■ **Task details**:
Write out every entry precisely as given, leaving the pictures out.

■ **Provided entries**:
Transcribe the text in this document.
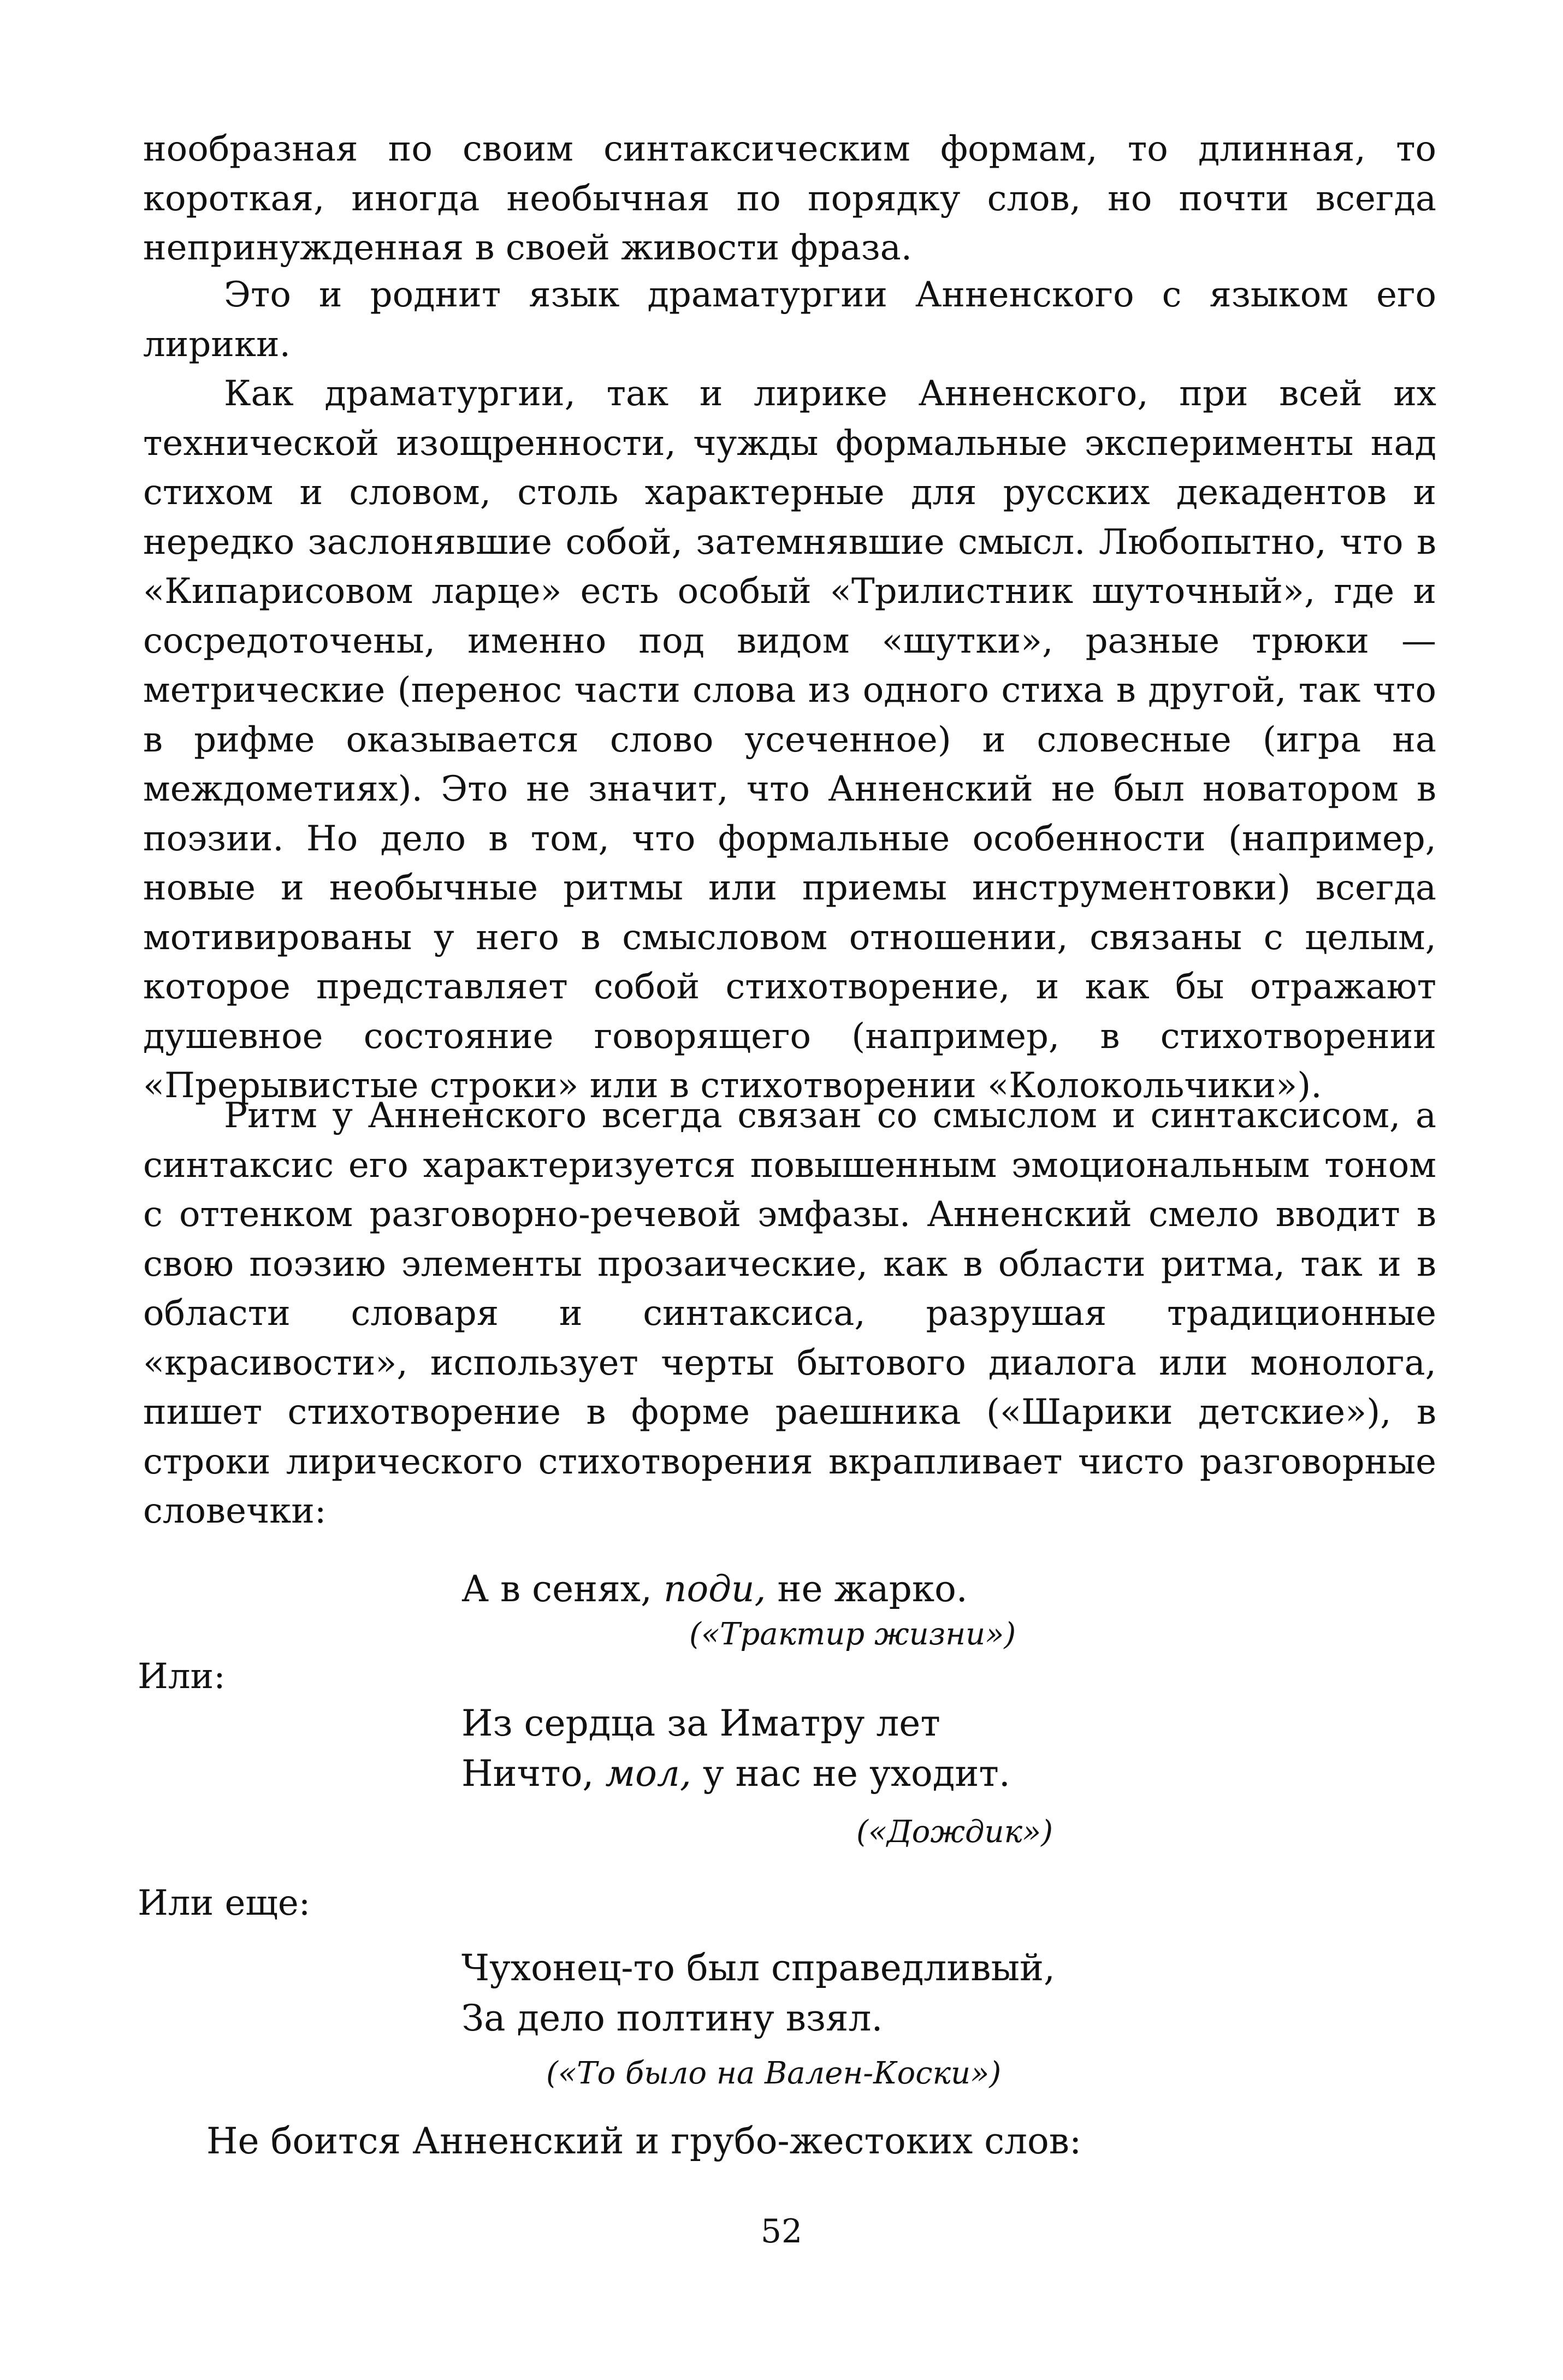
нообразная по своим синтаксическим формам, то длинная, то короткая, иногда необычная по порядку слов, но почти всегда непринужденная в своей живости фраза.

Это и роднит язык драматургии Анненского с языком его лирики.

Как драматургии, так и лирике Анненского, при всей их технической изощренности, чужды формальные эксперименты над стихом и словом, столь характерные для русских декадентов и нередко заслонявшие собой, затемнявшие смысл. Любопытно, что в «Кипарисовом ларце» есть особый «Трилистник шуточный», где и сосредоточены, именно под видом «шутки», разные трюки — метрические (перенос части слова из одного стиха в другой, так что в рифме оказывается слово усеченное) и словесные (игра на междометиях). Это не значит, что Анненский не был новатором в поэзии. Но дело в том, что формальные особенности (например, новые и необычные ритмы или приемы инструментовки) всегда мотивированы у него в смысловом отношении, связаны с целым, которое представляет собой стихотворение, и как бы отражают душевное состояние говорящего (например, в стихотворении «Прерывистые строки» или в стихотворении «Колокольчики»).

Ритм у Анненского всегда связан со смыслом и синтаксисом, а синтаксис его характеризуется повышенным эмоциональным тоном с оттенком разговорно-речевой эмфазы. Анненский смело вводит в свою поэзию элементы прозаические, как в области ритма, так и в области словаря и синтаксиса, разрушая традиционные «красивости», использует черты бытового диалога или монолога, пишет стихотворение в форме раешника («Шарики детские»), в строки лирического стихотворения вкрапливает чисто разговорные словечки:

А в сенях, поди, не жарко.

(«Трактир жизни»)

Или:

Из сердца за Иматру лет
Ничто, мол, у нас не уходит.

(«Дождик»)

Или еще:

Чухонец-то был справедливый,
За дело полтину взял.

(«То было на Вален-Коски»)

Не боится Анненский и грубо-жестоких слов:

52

■ **Output of the task**:
Transcribe the text in this document.
нообразная по своим синтаксическим формам, то длинная, то короткая, иногда необычная по порядку слов, но почти всегда непринужденная в своей живости фраза.

Это и роднит язык драматургии Анненского с языком его лирики.

Как драматургии, так и лирике Анненского, при всей их технической изощренности, чужды формальные эксперименты над стихом и словом, столь характерные для русских декадентов и нередко заслонявшие собой, затемнявшие смысл. Любопытно, что в «Кипарисовом ларце» есть особый «Трилистник шуточный», где и сосредоточены, именно под видом «шутки», разные трюки — метрические (перенос части слова из одного стиха в другой, так что в рифме оказывается слово усеченное) и словесные (игра на междометиях). Это не значит, что Анненский не был новатором в поэзии. Но дело в том, что формальные особенности (например, новые и необычные ритмы или приемы инструментовки) всегда мотивированы у него в смысловом отношении, связаны с целым, которое представляет собой стихотворение, и как бы отражают душевное состояние говорящего (например, в стихотворении «Прерывистые строки» или в стихотворении «Колокольчики»).

Ритм у Анненского всегда связан со смыслом и синтаксисом, а синтаксис его характеризуется повышенным эмоциональным тоном с оттенком разговорно-речевой эмфазы. Анненский смело вводит в свою поэзию элементы прозаические, как в области ритма, так и в области словаря и синтаксиса, разрушая традиционные «красивости», использует черты бытового диалога или монолога, пишет стихотворение в форме раешника («Шарики детские»), в строки лирического стихотворения вкрапливает чисто разговорные словечки:

А в сенях, поди, не жарко.

(«Трактир жизни»)

Или:

Из сердца за Иматру лет
Ничто, мол, у нас не уходит.

(«Дождик»)

Или еще:

Чухонец-то был справедливый,
За дело полтину взял.

(«То было на Вален-Коски»)

Не боится Анненский и грубо-жестоких слов:

52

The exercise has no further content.